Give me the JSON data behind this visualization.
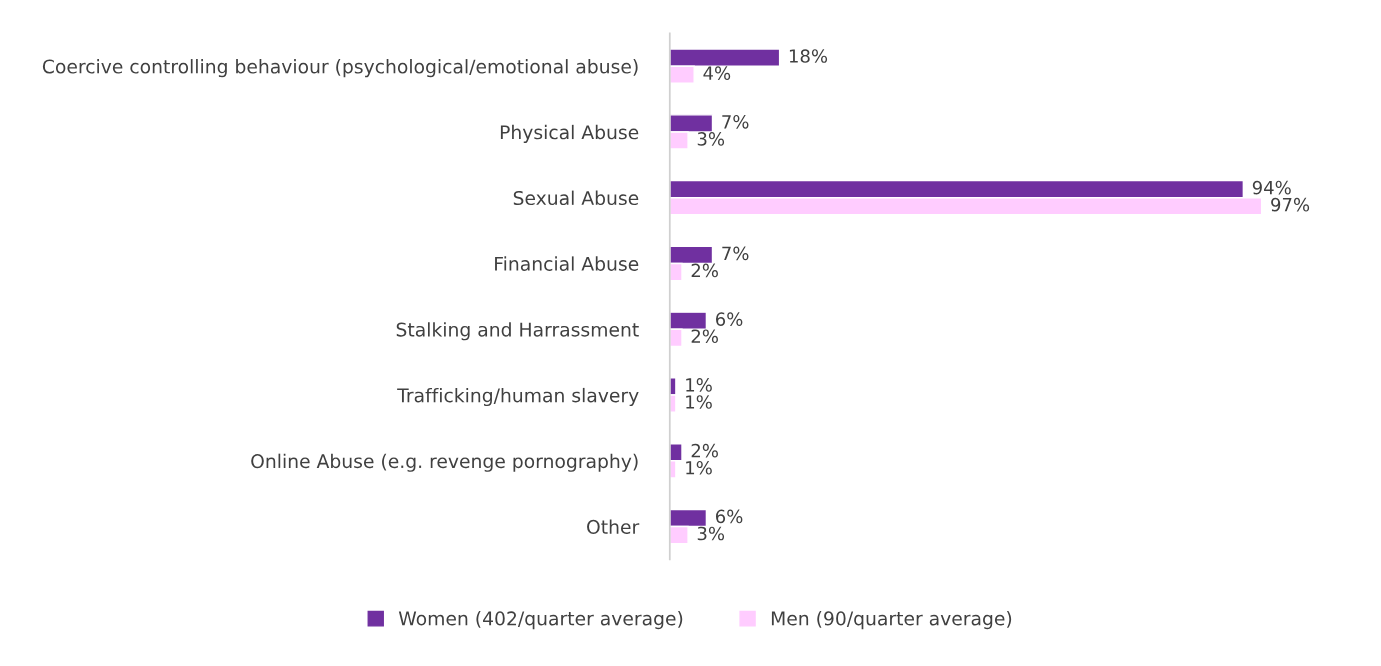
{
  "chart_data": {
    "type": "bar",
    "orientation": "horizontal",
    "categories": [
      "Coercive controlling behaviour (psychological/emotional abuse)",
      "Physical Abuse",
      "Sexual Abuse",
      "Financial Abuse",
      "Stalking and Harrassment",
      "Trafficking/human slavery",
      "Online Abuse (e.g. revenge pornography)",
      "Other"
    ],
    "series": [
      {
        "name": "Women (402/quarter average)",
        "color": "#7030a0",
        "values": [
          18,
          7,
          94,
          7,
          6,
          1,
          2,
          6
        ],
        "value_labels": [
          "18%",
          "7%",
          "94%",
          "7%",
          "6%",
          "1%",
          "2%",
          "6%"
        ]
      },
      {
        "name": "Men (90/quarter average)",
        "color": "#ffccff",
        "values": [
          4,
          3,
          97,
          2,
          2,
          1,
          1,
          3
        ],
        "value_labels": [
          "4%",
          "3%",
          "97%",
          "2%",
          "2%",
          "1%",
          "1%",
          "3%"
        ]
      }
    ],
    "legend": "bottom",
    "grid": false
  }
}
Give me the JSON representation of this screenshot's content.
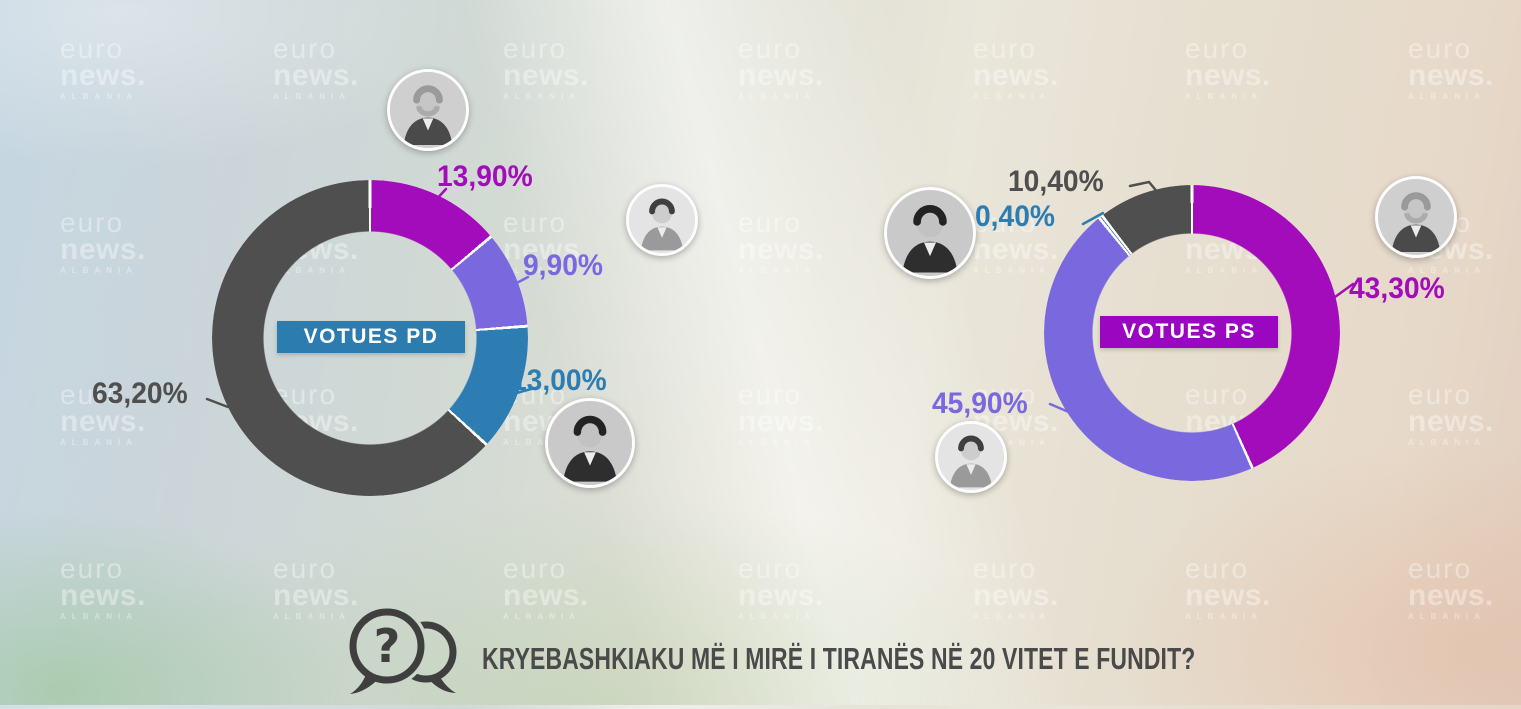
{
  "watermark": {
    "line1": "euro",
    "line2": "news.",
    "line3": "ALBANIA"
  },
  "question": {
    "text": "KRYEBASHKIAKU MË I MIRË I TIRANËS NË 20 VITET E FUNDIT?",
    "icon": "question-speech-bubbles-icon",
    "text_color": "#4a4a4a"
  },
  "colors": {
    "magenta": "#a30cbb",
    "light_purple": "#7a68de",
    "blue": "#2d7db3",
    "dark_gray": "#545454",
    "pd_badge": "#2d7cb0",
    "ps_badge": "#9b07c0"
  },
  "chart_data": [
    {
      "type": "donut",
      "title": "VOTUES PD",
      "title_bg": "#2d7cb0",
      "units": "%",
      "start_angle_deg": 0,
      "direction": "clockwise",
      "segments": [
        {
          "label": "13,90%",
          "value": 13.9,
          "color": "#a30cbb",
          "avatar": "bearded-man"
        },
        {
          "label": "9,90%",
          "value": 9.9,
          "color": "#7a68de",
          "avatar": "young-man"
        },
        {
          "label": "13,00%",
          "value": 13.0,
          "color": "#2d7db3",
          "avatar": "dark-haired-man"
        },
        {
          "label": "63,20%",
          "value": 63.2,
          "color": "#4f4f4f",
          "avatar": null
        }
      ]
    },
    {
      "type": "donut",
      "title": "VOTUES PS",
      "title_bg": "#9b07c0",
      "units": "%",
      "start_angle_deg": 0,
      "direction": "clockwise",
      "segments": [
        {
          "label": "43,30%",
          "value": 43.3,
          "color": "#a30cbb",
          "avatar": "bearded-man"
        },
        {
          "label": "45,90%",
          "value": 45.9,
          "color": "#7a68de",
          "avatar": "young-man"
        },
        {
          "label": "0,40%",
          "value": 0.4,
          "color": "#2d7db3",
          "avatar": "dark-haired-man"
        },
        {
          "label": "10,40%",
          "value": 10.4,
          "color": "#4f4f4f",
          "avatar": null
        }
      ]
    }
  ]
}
**********
Instructions for the task: Report the number of lines in the listing above that include the word "name", and nothing else.

Full answer: 2